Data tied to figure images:
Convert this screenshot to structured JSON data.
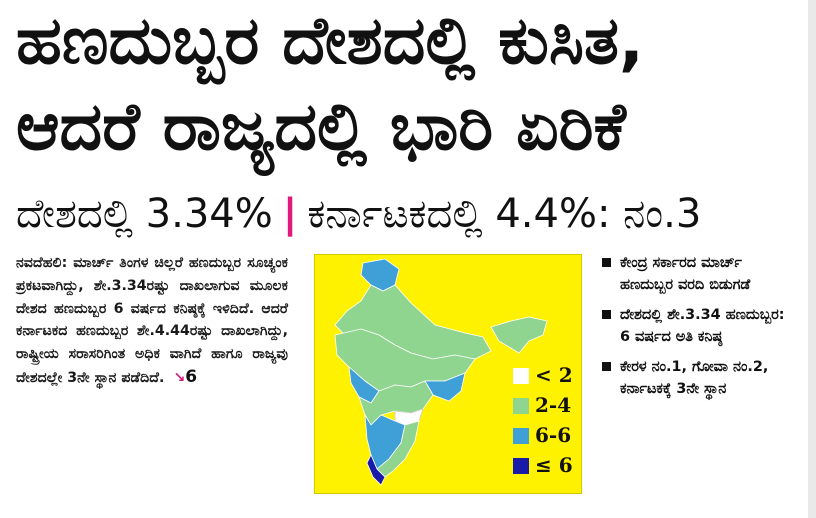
{
  "headline": {
    "line1": "ಹಣದುಬ್ಬರ ದೇಶದಲ್ಲಿ ಕುಸಿತ,",
    "line2": "ಆದರೆ ರಾಜ್ಯದಲ್ಲಿ ಭಾರಿ ಏರಿಕೆ"
  },
  "subheadline": {
    "left": "ದೇಶದಲ್ಲಿ 3.34%",
    "separator": "|",
    "right": "ಕರ್ನಾಟಕದಲ್ಲಿ 4.4%: ನಂ.3"
  },
  "article": {
    "text": "ನವದೆಹಲಿ: ಮಾರ್ಚ್ ತಿಂಗಳ ಚಿಲ್ಲರೆ ಹಣದುಬ್ಬರ ಸೂಚ್ಯಂಕ ಪ್ರಕಟವಾಗಿದ್ದು, ಶೇ.3.34ರಷ್ಟು ದಾಖಲಾಗುವ ಮೂಲಕ ದೇಶದ ಹಣದುಬ್ಬರ 6 ವರ್ಷದ ಕನಿಷ್ಠಕ್ಕೆ ಇಳಿದಿದೆ. ಆದರೆ ಕರ್ನಾಟಕದ ಹಣದುಬ್ಬರ ಶೇ.4.44ರಷ್ಟು ದಾಖಲಾಗಿದ್ದು, ರಾಷ್ಟ್ರೀಯ ಸರಾಸರಿಗಿಂತ ಅಧಿಕ ವಾಗಿದೆ ಹಾಗೂ ರಾಜ್ಯವು ದೇಶದಲ್ಲೇ 3ನೇ ಸ್ಥಾನ ಪಡೆದಿದೆ.",
    "continued_arrow": "↘",
    "continued_page": "6"
  },
  "map": {
    "colors": {
      "lt2": "#ffffff",
      "r2_4": "#8fd48f",
      "r4_6": "#3fa0d8",
      "ge6": "#1a1aa8",
      "bg": "#fff200"
    },
    "legend": [
      {
        "label": "< 2",
        "color": "#ffffff"
      },
      {
        "label": "2-4",
        "color": "#8fd48f"
      },
      {
        "label": "6-6",
        "color": "#3fa0d8"
      },
      {
        "label": "≤ 6",
        "color": "#1a1aa8"
      }
    ]
  },
  "bullets": [
    "ಕೇಂದ್ರ ಸರ್ಕಾರದ ಮಾರ್ಚ್ ಹಣದುಬ್ಬರ ವರದಿ ಬಿಡುಗಡೆ",
    "ದೇಶದಲ್ಲಿ ಶೇ.3.34 ಹಣದುಬ್ಬರ: 6 ವರ್ಷದ ಅತಿ ಕನಿಷ್ಠ",
    "ಕೇರಳ ನಂ.1, ಗೋವಾ ನಂ.2, ಕರ್ನಾಟಕಕ್ಕೆ 3ನೇ ಸ್ಥಾನ"
  ]
}
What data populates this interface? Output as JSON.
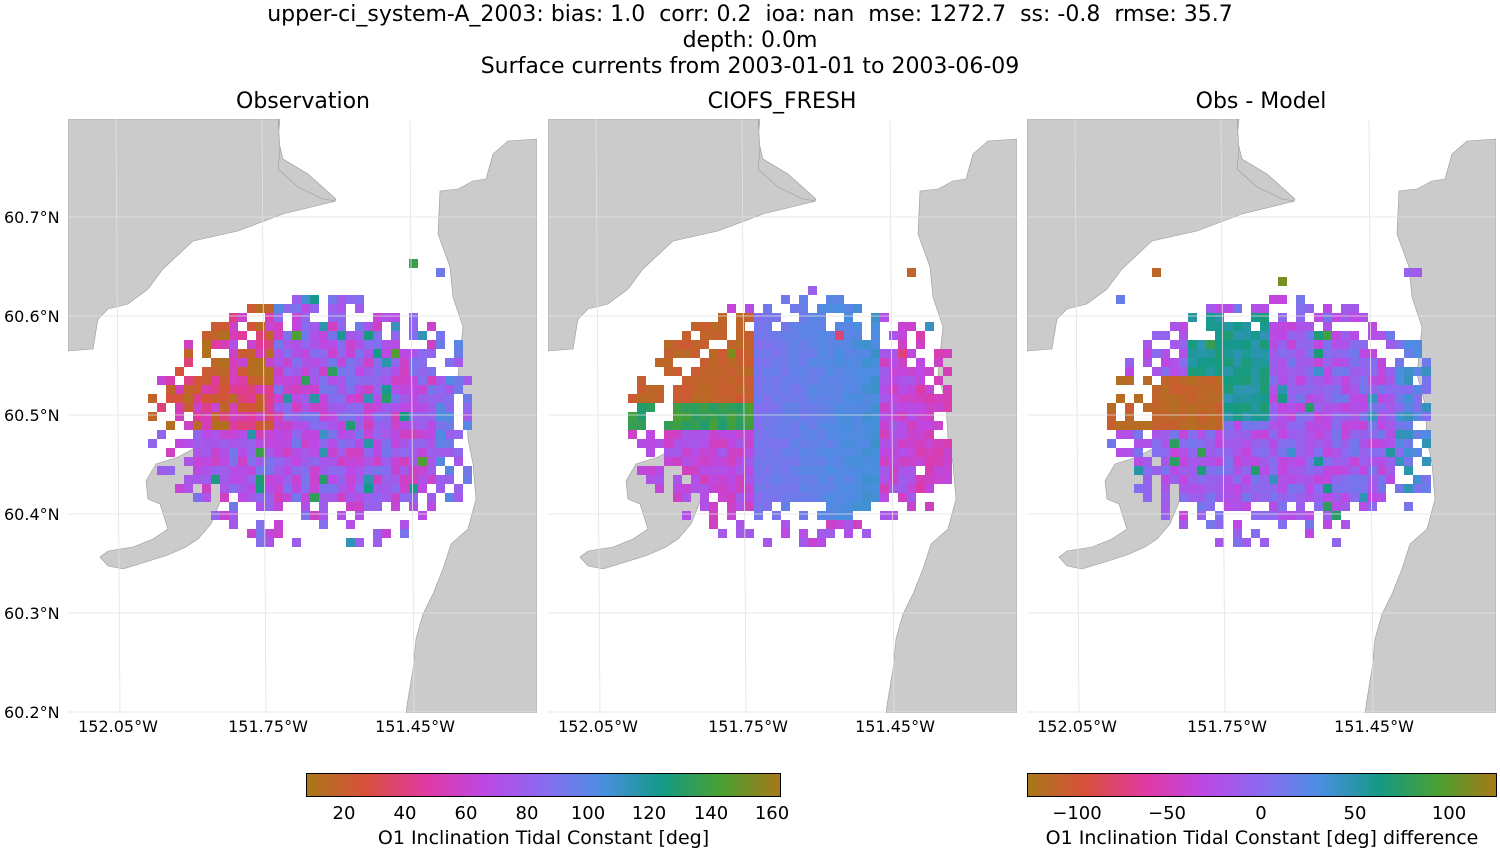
{
  "figure": {
    "title_lines": [
      "upper-ci_system-A_2003: bias: 1.0  corr: 0.2  ioa: nan  mse: 1272.7  ss: -0.8  rmse: 35.7",
      "depth: 0.0m",
      "Surface currents from 2003-01-01 to 2003-06-09"
    ]
  },
  "panels": [
    {
      "title": "Observation"
    },
    {
      "title": "CIOFS_FRESH"
    },
    {
      "title": "Obs - Model"
    }
  ],
  "axes": {
    "lat_labels": [
      "60.7°N",
      "60.6°N",
      "60.5°N",
      "60.4°N",
      "60.3°N",
      "60.2°N"
    ],
    "lon_labels": [
      "152.05°W",
      "151.75°W",
      "151.45°W"
    ]
  },
  "colorbars": [
    {
      "label": "O1 Inclination Tidal Constant [deg]",
      "ticks": [
        "20",
        "40",
        "60",
        "80",
        "100",
        "120",
        "140",
        "160"
      ],
      "range": [
        7,
        162
      ]
    },
    {
      "label": "O1 Inclination Tidal Constant [deg] difference",
      "ticks": [
        "−100",
        "−50",
        "0",
        "50",
        "100"
      ],
      "range": [
        -125,
        125
      ]
    }
  ],
  "colors": {
    "land": "#cbcbcb",
    "grid": "#e2e2e2",
    "colormap": [
      "#a87818",
      "#d8503c",
      "#e03aa0",
      "#bd48e4",
      "#8a6af0",
      "#4a8ee0",
      "#139a86",
      "#4aa032",
      "#8a8818"
    ]
  }
}
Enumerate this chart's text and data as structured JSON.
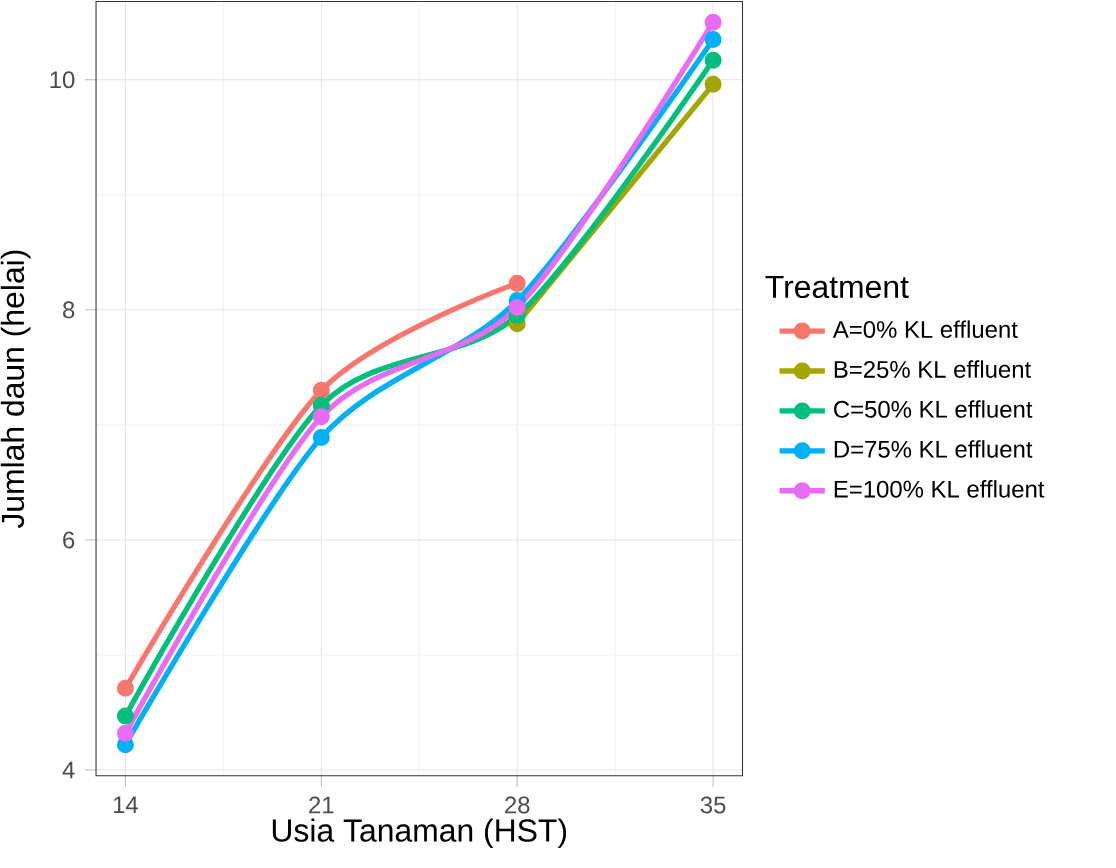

The task: Read the lines above. Gather those in which the string "structured" is found.

Result for this task:
Convert this screenshot to structured JSON data.
Enumerate this chart's text and data as structured JSON.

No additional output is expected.